Exercise requirements
Your task is to retype each line of the data below exactly.

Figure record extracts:
══════════════════════════════

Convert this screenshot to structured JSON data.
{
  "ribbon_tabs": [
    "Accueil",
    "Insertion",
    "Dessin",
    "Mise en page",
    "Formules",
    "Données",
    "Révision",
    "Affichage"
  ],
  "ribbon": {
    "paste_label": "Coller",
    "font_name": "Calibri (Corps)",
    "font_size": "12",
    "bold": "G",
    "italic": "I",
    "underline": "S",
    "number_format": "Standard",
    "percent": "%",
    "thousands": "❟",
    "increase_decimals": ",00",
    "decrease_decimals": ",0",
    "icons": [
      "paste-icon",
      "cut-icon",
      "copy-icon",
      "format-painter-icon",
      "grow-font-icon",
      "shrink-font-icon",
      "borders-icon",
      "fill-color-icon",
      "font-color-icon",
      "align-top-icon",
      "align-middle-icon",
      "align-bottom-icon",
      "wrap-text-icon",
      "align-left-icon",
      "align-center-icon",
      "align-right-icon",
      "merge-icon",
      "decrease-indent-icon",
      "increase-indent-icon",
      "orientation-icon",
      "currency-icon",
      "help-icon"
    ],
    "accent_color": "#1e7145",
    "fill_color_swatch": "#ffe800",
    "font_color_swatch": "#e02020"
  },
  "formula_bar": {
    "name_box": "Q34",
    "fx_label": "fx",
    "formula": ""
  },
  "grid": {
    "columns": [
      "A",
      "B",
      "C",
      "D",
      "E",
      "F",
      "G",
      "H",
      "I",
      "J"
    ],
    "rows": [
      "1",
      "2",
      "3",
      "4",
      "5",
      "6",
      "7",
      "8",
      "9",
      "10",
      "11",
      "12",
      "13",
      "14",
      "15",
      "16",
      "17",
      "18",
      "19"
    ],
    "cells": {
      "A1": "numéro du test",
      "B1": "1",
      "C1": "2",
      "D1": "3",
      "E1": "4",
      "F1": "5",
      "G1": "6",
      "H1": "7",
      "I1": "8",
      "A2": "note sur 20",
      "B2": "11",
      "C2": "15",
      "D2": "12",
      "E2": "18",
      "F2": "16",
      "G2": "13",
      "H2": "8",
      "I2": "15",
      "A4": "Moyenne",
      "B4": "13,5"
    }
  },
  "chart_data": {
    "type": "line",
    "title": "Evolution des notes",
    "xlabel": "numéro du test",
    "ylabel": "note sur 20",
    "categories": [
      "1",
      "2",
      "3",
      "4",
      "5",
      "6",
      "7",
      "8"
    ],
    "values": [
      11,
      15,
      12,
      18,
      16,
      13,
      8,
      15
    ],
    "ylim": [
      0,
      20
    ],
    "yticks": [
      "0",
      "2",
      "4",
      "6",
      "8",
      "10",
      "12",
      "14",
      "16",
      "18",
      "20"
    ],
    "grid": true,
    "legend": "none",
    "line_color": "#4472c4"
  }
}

══════════════════════════════

Solution for this exercise
Convert this screenshot to structured JSON data.
{
  "ribbon_tabs": [
    "Accueil",
    "Insertion",
    "Dessin",
    "Mise en page",
    "Formules",
    "Données",
    "Révision",
    "Affichage"
  ],
  "ribbon": {
    "paste_label": "Coller",
    "font_name": "Calibri (Corps)",
    "font_size": "12",
    "bold": "G",
    "italic": "I",
    "underline": "S",
    "number_format": "Standard",
    "percent": "%",
    "thousands": "❟",
    "increase_decimals": ",00",
    "decrease_decimals": ",0",
    "icons": [
      "paste-icon",
      "cut-icon",
      "copy-icon",
      "format-painter-icon",
      "grow-font-icon",
      "shrink-font-icon",
      "borders-icon",
      "fill-color-icon",
      "font-color-icon",
      "align-top-icon",
      "align-middle-icon",
      "align-bottom-icon",
      "wrap-text-icon",
      "align-left-icon",
      "align-center-icon",
      "align-right-icon",
      "merge-icon",
      "decrease-indent-icon",
      "increase-indent-icon",
      "orientation-icon",
      "currency-icon",
      "help-icon"
    ],
    "accent_color": "#1e7145",
    "fill_color_swatch": "#ffe800",
    "font_color_swatch": "#e02020"
  },
  "formula_bar": {
    "name_box": "Q34",
    "fx_label": "fx",
    "formula": ""
  },
  "grid": {
    "columns": [
      "A",
      "B",
      "C",
      "D",
      "E",
      "F",
      "G",
      "H",
      "I",
      "J"
    ],
    "rows": [
      "1",
      "2",
      "3",
      "4",
      "5",
      "6",
      "7",
      "8",
      "9",
      "10",
      "11",
      "12",
      "13",
      "14",
      "15",
      "16",
      "17",
      "18",
      "19"
    ],
    "cells": {
      "A1": "numéro du test",
      "B1": "1",
      "C1": "2",
      "D1": "3",
      "E1": "4",
      "F1": "5",
      "G1": "6",
      "H1": "7",
      "I1": "8",
      "A2": "note sur 20",
      "B2": "11",
      "C2": "15",
      "D2": "12",
      "E2": "18",
      "F2": "16",
      "G2": "13",
      "H2": "8",
      "I2": "15",
      "A4": "Moyenne",
      "B4": "13,5"
    }
  },
  "chart_data": {
    "type": "line",
    "title": "Evolution des notes",
    "xlabel": "numéro du test",
    "ylabel": "note sur 20",
    "categories": [
      "1",
      "2",
      "3",
      "4",
      "5",
      "6",
      "7",
      "8"
    ],
    "values": [
      11,
      15,
      12,
      18,
      16,
      13,
      8,
      15
    ],
    "ylim": [
      0,
      20
    ],
    "yticks": [
      "0",
      "2",
      "4",
      "6",
      "8",
      "10",
      "12",
      "14",
      "16",
      "18",
      "20"
    ],
    "grid": true,
    "legend": "none",
    "line_color": "#4472c4"
  }
}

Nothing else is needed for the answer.